_WORK TO COMPLETE_
Pull out every line of the listing below where "computations" appears.

Stored entries:
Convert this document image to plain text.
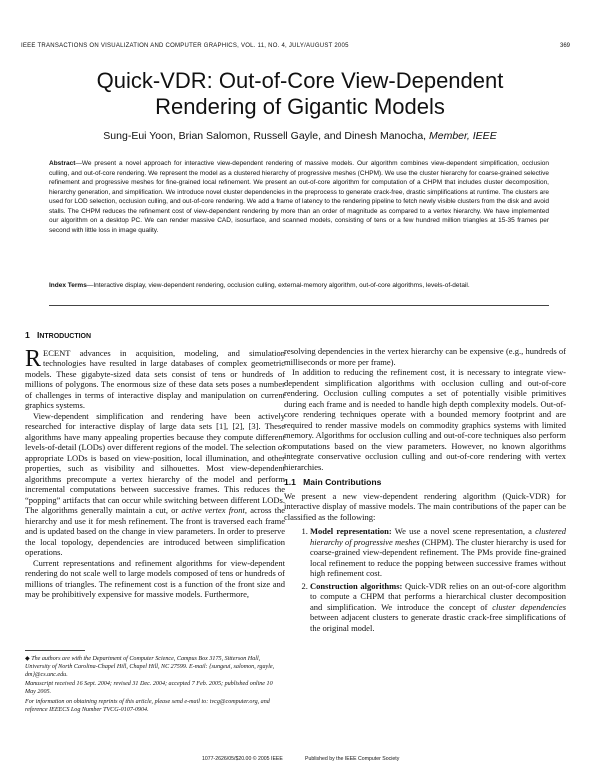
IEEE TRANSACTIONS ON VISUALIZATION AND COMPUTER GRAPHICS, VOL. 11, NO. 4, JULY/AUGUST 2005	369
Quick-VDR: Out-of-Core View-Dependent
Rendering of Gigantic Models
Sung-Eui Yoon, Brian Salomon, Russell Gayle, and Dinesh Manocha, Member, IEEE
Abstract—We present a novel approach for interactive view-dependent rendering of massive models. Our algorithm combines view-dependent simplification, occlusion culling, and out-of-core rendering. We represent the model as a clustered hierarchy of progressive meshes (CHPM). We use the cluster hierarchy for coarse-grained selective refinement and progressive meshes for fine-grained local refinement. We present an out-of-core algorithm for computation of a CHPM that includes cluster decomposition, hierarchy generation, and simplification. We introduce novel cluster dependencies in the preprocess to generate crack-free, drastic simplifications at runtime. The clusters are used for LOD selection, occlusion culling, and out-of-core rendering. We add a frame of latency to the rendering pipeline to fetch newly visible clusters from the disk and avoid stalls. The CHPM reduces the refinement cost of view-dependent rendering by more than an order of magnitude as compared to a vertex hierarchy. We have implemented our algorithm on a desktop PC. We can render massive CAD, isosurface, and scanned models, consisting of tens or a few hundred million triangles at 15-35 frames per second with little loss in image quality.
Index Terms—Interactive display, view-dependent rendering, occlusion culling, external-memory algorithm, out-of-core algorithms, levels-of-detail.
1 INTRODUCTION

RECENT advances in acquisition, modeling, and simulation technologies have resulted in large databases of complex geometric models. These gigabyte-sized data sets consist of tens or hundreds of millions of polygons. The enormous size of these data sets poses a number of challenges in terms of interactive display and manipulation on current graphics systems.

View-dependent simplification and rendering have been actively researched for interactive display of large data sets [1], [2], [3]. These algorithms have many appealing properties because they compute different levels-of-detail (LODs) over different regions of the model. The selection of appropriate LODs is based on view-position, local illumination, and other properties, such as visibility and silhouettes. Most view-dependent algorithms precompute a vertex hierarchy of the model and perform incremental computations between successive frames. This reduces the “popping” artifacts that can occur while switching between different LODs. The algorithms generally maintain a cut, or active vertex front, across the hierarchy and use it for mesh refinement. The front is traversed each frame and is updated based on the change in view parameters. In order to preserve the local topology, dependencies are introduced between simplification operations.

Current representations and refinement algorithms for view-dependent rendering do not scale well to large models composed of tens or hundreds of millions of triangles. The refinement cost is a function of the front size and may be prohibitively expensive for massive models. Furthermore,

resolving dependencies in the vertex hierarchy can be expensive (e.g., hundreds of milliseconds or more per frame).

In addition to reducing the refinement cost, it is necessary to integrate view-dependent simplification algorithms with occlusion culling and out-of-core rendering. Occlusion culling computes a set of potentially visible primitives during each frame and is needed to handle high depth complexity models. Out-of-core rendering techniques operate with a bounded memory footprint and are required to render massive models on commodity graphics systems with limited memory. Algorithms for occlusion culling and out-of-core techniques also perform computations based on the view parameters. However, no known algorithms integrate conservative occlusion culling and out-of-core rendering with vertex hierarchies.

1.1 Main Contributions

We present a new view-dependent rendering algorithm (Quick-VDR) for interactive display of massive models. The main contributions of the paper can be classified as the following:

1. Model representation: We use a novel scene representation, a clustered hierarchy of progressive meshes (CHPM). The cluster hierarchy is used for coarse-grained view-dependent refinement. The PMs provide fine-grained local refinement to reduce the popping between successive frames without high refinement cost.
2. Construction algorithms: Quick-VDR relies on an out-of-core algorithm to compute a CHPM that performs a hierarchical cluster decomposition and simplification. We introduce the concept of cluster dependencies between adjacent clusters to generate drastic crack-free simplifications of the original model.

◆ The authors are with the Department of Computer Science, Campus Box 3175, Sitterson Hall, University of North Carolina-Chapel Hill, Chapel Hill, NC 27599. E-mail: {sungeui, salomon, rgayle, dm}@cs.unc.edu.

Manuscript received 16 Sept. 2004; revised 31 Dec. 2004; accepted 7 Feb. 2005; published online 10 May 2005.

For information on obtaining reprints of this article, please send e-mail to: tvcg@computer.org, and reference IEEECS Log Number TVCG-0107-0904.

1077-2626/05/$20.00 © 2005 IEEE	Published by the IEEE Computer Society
--
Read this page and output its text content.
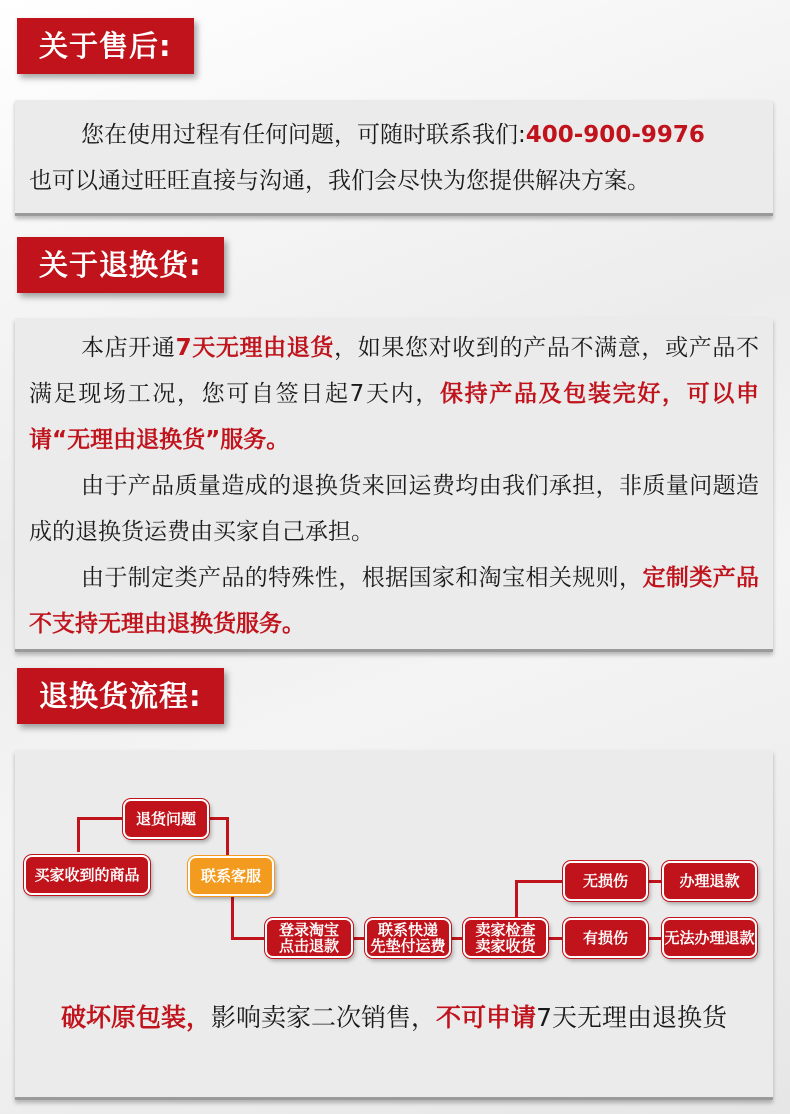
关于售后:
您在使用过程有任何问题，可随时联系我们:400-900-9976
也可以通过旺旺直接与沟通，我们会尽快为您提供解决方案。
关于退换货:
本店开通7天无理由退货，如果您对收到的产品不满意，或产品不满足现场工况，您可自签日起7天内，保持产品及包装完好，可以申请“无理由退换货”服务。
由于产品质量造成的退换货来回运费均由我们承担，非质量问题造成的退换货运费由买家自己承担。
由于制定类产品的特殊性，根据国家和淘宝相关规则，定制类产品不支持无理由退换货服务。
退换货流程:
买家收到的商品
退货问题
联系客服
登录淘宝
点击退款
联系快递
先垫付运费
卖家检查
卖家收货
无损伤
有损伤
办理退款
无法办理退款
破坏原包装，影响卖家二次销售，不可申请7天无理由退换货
---
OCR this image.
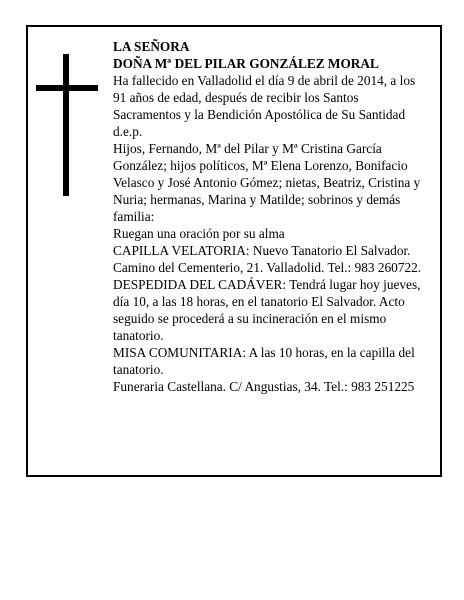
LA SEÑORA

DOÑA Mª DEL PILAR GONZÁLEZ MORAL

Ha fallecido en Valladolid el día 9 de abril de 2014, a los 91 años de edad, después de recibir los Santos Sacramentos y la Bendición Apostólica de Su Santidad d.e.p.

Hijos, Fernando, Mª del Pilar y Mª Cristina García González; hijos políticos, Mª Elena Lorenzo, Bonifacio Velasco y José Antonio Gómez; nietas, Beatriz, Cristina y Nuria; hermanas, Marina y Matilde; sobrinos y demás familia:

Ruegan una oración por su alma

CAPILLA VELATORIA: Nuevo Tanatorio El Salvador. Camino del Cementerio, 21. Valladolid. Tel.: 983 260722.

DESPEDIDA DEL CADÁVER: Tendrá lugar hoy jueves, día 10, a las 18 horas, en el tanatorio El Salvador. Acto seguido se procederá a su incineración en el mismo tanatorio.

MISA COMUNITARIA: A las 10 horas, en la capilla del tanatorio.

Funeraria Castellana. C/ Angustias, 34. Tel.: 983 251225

_SOLUTION_
View-dependent simplification and rendering have been actively researched for interactive display of large data sets [1], [2], [3]. These algorithms have many appealing properties because they compute different levels-of-detail (LODs) over different regions of the model. The selection of appropriate LODs is based on view-position, local illumination, and other properties, such as visibility and silhouettes. Most view-dependent algorithms precompute a vertex hierarchy of the model and perform incremental computations between successive frames. This reduces the “popping” artifacts that can occur while switching between different LODs. The algorithms generally maintain a cut, or active vertex front, across the hierarchy and use it for mesh refinement. The front is traversed each frame and is updated based on the change in view parameters. In order to preserve the local topology, dependencies are introduced between simplification operations.
In addition to reducing the refinement cost, it is necessary to integrate view-dependent simplification algorithms with occlusion culling and out-of-core rendering. Occlusion culling computes a set of potentially visible primitives during each frame and is needed to handle high depth complexity models. Out-of-core rendering techniques operate with a bounded memory footprint and are required to render massive models on commodity graphics systems with limited memory. Algorithms for occlusion culling and out-of-core techniques also perform computations based on the view parameters. However, no known algorithms integrate conservative occlusion culling and out-of-core rendering with vertex hierarchies.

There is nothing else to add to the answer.